• _GIVEN EXERCISE_
Print the full listing exactly.

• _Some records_
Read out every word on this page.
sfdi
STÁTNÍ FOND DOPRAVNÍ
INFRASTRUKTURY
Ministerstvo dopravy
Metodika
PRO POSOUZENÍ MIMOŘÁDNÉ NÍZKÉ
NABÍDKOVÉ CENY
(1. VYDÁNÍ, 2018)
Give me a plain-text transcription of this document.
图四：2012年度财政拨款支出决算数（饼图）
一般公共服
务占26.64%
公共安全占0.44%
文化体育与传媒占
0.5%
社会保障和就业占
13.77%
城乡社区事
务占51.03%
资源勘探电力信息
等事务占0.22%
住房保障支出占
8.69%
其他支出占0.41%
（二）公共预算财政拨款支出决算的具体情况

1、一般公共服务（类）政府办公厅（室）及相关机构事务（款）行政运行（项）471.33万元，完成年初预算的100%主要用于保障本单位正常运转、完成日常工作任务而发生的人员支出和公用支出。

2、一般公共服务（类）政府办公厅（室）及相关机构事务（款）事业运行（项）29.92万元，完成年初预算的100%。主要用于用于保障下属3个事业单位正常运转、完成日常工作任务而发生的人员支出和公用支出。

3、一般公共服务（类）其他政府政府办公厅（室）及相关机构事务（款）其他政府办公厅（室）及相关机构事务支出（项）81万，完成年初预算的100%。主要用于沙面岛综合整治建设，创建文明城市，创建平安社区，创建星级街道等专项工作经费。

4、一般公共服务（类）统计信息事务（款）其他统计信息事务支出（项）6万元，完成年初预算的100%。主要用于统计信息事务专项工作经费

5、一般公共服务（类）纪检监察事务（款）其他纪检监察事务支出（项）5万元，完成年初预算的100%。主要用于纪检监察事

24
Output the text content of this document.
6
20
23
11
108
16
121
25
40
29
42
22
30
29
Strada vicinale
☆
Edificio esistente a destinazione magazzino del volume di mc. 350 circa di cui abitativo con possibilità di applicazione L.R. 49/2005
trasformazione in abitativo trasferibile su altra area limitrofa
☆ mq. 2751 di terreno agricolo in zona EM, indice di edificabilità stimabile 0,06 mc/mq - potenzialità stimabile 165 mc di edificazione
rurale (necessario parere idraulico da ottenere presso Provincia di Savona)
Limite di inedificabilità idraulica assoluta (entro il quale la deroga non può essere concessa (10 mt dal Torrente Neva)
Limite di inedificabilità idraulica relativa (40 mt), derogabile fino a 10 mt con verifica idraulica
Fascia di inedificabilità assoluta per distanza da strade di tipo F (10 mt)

• _FINAL RESULT_
Read out every word on this page.
sfdi
STÁTNÍ FOND DOPRAVNÍ
INFRASTRUKTURY
Ministerstvo dopravy
Metodika
PRO POSOUZENÍ MIMOŘÁDNÉ NÍZKÉ
NABÍDKOVÉ CENY
(1. VYDÁNÍ, 2018)
Give me a plain-text transcription of this document.
图四：2012年度财政拨款支出决算数（饼图）
一般公共服
务占26.64%
公共安全占0.44%
文化体育与传媒占
0.5%
社会保障和就业占
13.77%
城乡社区事
务占51.03%
资源勘探电力信息
等事务占0.22%
住房保障支出占
8.69%
其他支出占0.41%
（二）公共预算财政拨款支出决算的具体情况

1、一般公共服务（类）政府办公厅（室）及相关机构事务（款）行政运行（项）471.33万元，完成年初预算的100%主要用于保障本单位正常运转、完成日常工作任务而发生的人员支出和公用支出。

2、一般公共服务（类）政府办公厅（室）及相关机构事务（款）事业运行（项）29.92万元，完成年初预算的100%。主要用于用于保障下属3个事业单位正常运转、完成日常工作任务而发生的人员支出和公用支出。

3、一般公共服务（类）其他政府政府办公厅（室）及相关机构事务（款）其他政府办公厅（室）及相关机构事务支出（项）81万，完成年初预算的100%。主要用于沙面岛综合整治建设，创建文明城市，创建平安社区，创建星级街道等专项工作经费。

4、一般公共服务（类）统计信息事务（款）其他统计信息事务支出（项）6万元，完成年初预算的100%。主要用于统计信息事务专项工作经费

5、一般公共服务（类）纪检监察事务（款）其他纪检监察事务支出（项）5万元，完成年初预算的100%。主要用于纪检监察事

24
Output the text content of this document.
6
20
23
11
108
16
121
25
40
29
42
22
30
29
Strada vicinale
☆
Edificio esistente a destinazione magazzino del volume di mc. 350 circa di cui abitativo con possibilità di applicazione L.R. 49/2005
trasformazione in abitativo trasferibile su altra area limitrofa
☆ mq. 2751 di terreno agricolo in zona EM, indice di edificabilità stimabile 0,06 mc/mq - potenzialità stimabile 165 mc di edificazione
rurale (necessario parere idraulico da ottenere presso Provincia di Savona)
Limite di inedificabilità idraulica assoluta (entro il quale la deroga non può essere concessa (10 mt dal Torrente Neva)
Limite di inedificabilità idraulica relativa (40 mt), derogabile fino a 10 mt con verifica idraulica
Fascia di inedificabilità assoluta per distanza da strade di tipo F (10 mt)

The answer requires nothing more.